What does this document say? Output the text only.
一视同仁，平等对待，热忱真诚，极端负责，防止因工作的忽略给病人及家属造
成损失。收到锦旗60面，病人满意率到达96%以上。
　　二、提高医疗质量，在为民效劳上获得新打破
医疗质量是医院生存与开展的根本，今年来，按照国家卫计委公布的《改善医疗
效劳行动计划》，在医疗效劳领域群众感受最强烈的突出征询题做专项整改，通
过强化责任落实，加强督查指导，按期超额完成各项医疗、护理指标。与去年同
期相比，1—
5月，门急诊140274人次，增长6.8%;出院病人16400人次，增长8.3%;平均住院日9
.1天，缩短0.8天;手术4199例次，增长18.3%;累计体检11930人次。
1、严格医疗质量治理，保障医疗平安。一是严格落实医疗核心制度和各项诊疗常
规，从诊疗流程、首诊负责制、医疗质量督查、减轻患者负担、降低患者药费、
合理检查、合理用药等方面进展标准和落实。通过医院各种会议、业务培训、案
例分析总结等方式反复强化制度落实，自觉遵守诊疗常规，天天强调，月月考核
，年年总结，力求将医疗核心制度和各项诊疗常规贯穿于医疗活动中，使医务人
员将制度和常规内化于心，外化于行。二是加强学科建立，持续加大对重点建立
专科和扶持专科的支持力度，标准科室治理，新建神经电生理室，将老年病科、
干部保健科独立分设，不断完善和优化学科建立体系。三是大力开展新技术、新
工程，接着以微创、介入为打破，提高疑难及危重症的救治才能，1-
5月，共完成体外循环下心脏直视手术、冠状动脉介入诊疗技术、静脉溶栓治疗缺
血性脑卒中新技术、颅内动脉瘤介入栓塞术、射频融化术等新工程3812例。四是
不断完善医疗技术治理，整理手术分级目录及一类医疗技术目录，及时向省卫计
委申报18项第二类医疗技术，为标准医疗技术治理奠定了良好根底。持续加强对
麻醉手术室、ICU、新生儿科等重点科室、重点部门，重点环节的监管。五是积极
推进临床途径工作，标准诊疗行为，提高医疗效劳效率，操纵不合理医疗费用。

-----

#### SHORT EXERCISE
Return the listing above word for word.

#### ANSWER BELOW
What does this document say? Output the text only.
一视同仁，平等对待，热忱真诚，极端负责，防止因工作的忽略给病人及家属造
成损失。收到锦旗60面，病人满意率到达96%以上。
　　二、提高医疗质量，在为民效劳上获得新打破
医疗质量是医院生存与开展的根本，今年来，按照国家卫计委公布的《改善医疗
效劳行动计划》，在医疗效劳领域群众感受最强烈的突出征询题做专项整改，通
过强化责任落实，加强督查指导，按期超额完成各项医疗、护理指标。与去年同
期相比，1—
5月，门急诊140274人次，增长6.8%;出院病人16400人次，增长8.3%;平均住院日9
.1天，缩短0.8天;手术4199例次，增长18.3%;累计体检11930人次。
1、严格医疗质量治理，保障医疗平安。一是严格落实医疗核心制度和各项诊疗常
规，从诊疗流程、首诊负责制、医疗质量督查、减轻患者负担、降低患者药费、
合理检查、合理用药等方面进展标准和落实。通过医院各种会议、业务培训、案
例分析总结等方式反复强化制度落实，自觉遵守诊疗常规，天天强调，月月考核
，年年总结，力求将医疗核心制度和各项诊疗常规贯穿于医疗活动中，使医务人
员将制度和常规内化于心，外化于行。二是加强学科建立，持续加大对重点建立
专科和扶持专科的支持力度，标准科室治理，新建神经电生理室，将老年病科、
干部保健科独立分设，不断完善和优化学科建立体系。三是大力开展新技术、新
工程，接着以微创、介入为打破，提高疑难及危重症的救治才能，1-
5月，共完成体外循环下心脏直视手术、冠状动脉介入诊疗技术、静脉溶栓治疗缺
血性脑卒中新技术、颅内动脉瘤介入栓塞术、射频融化术等新工程3812例。四是
不断完善医疗技术治理，整理手术分级目录及一类医疗技术目录，及时向省卫计
委申报18项第二类医疗技术，为标准医疗技术治理奠定了良好根底。持续加强对
麻醉手术室、ICU、新生儿科等重点科室、重点部门，重点环节的监管。五是积极
推进临床途径工作，标准诊疗行为，提高医疗效劳效率，操纵不合理医疗费用。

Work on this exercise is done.